Exercise goal => Collect every line in the records below that contains the word "other".

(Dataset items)
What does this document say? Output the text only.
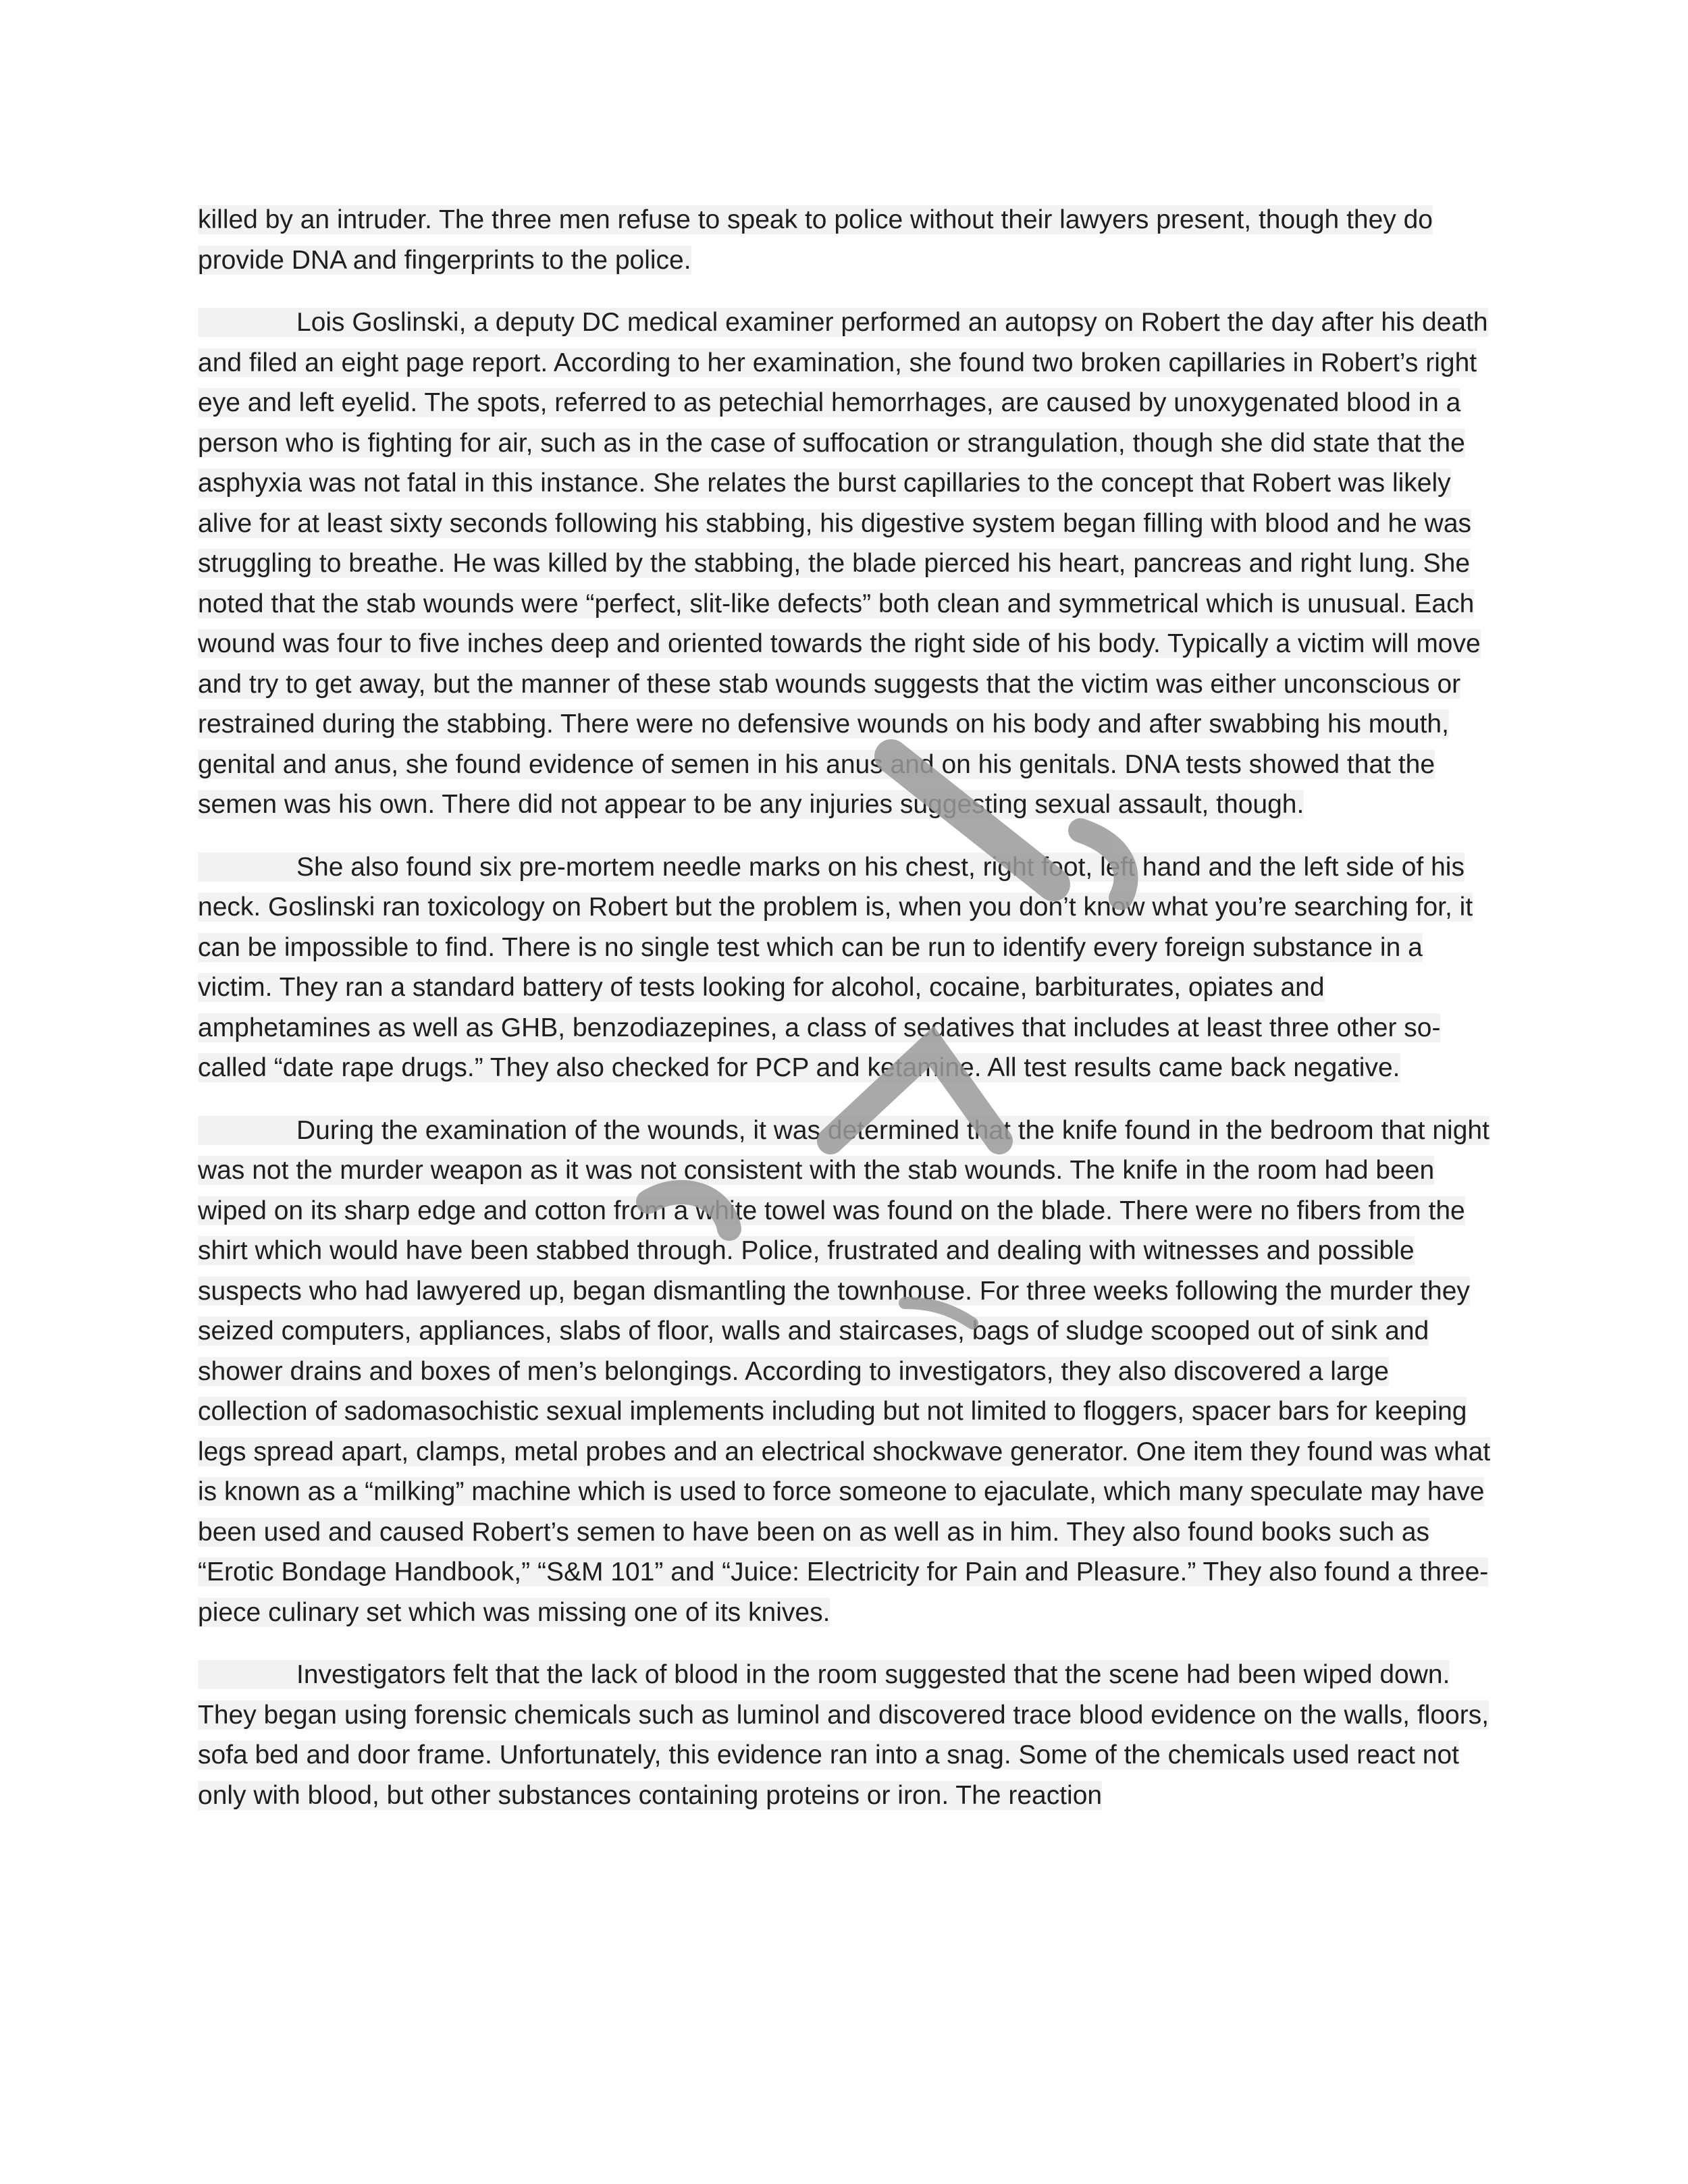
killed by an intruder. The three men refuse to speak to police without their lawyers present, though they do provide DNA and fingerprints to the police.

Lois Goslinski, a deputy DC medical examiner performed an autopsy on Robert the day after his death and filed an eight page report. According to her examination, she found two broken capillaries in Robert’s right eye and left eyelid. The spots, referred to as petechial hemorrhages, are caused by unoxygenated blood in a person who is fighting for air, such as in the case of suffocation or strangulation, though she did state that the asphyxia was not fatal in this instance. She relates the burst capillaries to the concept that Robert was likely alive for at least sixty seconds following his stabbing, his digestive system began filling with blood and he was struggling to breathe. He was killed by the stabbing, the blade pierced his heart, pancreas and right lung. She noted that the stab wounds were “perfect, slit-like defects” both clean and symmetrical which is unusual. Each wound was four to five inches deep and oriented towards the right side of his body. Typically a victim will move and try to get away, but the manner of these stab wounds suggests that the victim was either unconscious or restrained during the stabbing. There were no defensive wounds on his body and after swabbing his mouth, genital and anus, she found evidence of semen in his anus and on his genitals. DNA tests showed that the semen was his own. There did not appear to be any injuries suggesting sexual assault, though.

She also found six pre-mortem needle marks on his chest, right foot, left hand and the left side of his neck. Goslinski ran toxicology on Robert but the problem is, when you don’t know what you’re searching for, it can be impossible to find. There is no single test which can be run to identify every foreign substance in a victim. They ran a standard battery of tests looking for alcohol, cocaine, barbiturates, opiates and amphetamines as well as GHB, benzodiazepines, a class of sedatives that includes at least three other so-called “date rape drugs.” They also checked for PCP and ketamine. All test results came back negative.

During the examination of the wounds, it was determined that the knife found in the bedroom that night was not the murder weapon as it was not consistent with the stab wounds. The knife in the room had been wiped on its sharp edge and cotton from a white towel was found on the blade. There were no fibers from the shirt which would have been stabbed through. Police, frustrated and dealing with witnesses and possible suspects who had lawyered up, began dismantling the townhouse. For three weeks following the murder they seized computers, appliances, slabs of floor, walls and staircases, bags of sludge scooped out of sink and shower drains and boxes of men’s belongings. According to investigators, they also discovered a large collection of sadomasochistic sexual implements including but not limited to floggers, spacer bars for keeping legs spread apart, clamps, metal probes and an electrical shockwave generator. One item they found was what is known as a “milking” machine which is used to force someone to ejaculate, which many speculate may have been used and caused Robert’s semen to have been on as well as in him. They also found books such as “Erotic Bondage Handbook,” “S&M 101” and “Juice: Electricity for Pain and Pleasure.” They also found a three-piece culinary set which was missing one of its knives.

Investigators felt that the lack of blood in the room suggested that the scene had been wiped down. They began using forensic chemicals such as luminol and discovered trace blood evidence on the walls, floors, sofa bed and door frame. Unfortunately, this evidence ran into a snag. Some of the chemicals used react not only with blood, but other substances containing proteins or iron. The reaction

Solution to the problem =>
She also found six pre-mortem needle marks on his chest, right foot, left hand and the left side of his neck. Goslinski ran toxicology on Robert but the problem is, when you don’t know what you’re searching for, it can be impossible to find. There is no single test which can be run to identify every foreign substance in a victim. They ran a standard battery of tests looking for alcohol, cocaine, barbiturates, opiates and amphetamines as well as GHB, benzodiazepines, a class of sedatives that includes at least three other so-called “date rape drugs.” They also checked for PCP and ketamine. All test results came back negative.
Investigators felt that the lack of blood in the room suggested that the scene had been wiped down. They began using forensic chemicals such as luminol and discovered trace blood evidence on the walls, floors, sofa bed and door frame. Unfortunately, this evidence ran into a snag. Some of the chemicals used react not only with blood, but other substances containing proteins or iron. The reaction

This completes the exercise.